** WRITTEN REQUEST **
Your task is to copy each line that has the word "joining".

Stored data:
:::

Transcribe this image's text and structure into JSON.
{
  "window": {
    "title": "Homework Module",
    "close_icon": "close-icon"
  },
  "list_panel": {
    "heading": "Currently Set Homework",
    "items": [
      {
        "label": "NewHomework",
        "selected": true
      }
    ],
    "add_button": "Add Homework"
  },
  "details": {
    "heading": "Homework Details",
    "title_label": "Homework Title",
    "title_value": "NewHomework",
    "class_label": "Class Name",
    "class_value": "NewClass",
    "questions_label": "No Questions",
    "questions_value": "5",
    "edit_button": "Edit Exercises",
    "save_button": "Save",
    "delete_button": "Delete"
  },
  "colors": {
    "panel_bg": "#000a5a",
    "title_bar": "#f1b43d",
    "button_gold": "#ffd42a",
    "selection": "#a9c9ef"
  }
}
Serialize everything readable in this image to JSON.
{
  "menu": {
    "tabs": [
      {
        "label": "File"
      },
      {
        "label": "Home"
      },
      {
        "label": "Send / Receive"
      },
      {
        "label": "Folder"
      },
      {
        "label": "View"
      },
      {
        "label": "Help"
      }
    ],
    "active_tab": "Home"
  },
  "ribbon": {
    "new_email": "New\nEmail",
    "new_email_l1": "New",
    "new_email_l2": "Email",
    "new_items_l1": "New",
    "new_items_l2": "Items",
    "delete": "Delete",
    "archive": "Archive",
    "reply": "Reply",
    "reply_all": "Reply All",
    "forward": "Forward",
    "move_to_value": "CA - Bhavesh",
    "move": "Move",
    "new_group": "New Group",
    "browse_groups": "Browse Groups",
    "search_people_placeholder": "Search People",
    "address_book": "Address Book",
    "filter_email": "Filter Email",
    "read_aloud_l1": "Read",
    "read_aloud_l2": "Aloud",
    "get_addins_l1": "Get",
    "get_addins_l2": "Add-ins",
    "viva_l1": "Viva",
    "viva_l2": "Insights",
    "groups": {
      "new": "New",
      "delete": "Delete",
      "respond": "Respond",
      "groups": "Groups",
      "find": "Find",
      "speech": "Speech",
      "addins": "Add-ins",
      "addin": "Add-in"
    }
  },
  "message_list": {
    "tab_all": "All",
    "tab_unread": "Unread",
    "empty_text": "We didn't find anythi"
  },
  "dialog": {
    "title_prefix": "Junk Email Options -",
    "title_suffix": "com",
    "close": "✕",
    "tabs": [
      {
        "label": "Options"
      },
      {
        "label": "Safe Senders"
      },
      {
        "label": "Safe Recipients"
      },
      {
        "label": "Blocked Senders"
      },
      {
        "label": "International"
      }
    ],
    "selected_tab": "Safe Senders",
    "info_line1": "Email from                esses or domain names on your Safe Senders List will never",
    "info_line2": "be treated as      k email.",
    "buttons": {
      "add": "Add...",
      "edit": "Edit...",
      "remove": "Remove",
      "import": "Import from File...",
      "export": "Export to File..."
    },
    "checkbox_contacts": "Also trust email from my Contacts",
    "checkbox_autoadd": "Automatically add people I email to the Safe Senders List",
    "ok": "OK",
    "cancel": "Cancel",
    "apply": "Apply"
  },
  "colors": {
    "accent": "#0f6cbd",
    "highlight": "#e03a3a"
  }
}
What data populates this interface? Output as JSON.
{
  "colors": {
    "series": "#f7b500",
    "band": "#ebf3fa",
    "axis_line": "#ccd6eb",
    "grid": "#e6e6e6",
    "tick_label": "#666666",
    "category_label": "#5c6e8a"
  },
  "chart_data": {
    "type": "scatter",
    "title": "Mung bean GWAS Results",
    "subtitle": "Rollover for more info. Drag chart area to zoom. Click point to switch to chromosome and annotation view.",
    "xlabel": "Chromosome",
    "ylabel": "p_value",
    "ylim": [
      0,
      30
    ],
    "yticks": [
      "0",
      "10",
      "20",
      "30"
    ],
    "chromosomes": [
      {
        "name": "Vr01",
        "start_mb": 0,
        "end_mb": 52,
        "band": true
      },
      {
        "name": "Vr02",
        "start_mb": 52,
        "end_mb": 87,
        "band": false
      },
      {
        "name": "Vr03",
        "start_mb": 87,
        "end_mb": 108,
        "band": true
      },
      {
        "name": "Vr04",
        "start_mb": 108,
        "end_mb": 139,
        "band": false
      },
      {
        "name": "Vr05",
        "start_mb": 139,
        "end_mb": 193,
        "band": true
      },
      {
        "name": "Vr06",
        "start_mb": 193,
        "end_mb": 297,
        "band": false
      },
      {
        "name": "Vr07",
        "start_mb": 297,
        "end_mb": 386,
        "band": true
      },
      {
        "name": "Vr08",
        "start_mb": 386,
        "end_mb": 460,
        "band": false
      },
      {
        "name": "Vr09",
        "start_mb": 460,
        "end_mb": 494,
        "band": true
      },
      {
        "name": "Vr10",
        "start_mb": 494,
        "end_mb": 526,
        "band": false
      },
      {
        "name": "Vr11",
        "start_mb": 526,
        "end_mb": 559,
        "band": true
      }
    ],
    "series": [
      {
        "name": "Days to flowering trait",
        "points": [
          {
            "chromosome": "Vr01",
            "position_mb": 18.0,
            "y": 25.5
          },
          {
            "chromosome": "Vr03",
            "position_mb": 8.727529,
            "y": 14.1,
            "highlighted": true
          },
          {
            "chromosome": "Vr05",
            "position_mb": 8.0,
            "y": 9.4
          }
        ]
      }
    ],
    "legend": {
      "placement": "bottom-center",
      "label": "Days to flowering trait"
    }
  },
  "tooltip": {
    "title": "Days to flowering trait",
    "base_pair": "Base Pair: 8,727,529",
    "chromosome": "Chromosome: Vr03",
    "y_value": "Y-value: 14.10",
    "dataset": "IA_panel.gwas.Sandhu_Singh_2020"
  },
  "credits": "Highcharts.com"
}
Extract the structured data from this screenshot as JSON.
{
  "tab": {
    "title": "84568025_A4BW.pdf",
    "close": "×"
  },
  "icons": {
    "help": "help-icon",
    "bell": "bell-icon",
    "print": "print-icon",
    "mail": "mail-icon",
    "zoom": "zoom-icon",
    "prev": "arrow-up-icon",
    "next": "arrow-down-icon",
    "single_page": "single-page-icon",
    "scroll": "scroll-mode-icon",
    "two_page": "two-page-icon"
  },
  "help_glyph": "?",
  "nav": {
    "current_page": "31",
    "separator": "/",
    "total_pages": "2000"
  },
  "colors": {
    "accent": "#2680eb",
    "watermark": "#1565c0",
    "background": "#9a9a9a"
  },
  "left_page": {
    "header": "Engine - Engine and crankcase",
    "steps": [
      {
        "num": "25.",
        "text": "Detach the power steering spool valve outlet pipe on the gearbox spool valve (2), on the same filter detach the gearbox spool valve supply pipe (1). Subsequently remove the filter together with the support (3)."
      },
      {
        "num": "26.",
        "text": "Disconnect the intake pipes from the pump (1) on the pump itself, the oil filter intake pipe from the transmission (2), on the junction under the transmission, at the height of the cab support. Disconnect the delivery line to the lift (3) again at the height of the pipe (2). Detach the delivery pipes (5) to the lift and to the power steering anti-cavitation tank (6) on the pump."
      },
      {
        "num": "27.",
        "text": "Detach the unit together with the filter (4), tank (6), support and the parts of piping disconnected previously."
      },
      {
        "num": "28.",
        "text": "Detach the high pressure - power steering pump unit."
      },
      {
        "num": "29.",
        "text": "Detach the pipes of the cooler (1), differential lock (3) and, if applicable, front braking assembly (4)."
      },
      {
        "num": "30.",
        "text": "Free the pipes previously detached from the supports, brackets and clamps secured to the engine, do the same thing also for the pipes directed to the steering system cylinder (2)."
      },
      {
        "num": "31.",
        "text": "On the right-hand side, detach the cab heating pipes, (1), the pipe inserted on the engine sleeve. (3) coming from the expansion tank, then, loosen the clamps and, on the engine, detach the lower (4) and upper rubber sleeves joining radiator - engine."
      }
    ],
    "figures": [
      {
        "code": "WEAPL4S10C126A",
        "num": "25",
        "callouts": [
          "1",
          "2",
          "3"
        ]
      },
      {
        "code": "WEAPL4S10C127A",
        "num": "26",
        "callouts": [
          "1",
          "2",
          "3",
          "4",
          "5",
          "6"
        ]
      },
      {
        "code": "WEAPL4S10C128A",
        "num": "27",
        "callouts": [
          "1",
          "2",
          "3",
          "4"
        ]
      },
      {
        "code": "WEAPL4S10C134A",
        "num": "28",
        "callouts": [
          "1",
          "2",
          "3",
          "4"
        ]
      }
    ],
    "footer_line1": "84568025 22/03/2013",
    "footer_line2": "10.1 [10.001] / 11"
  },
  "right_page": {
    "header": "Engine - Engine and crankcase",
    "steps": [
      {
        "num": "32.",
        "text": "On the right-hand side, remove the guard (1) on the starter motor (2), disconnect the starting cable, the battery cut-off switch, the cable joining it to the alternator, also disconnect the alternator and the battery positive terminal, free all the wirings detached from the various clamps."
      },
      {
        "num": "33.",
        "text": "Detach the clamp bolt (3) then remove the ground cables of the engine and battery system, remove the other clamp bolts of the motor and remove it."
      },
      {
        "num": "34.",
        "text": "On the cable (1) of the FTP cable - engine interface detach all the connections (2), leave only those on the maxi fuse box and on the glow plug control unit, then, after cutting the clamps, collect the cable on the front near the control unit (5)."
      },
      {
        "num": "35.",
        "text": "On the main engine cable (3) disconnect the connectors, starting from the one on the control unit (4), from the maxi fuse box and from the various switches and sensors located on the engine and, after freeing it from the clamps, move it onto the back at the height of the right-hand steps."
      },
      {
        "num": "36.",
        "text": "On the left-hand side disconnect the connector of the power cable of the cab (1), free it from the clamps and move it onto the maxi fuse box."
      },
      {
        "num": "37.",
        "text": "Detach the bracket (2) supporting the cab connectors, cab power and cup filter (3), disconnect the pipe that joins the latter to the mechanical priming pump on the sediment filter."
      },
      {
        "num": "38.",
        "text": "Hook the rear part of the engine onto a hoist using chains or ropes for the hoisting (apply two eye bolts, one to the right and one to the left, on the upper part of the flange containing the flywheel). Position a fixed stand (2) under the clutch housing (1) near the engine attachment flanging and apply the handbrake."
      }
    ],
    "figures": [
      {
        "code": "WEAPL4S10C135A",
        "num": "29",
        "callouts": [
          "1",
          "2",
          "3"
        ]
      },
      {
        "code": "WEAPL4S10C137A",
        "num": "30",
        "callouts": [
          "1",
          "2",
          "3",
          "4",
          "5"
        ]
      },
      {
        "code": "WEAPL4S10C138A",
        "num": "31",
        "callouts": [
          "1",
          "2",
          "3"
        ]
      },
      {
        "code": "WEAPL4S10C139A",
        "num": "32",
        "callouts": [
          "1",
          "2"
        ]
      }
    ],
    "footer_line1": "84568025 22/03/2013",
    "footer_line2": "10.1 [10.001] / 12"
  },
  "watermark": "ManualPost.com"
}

:::

** PROBLEM SOLUTION **
        "text": "On the right-hand side, detach the cab heating pipes, (1), the pipe inserted on the engine sleeve. (3) coming from the expansion tank, then, loosen the clamps and, on the engine, detach the lower (4) and upper rubber sleeves joining radiator - engine."
        "text": "On the right-hand side, remove the guard (1) on the starter motor (2), disconnect the starting cable, the battery cut-off switch, the cable joining it to the alternator, also disconnect the alternator and the battery positive terminal, free all the wirings detached from the various clamps."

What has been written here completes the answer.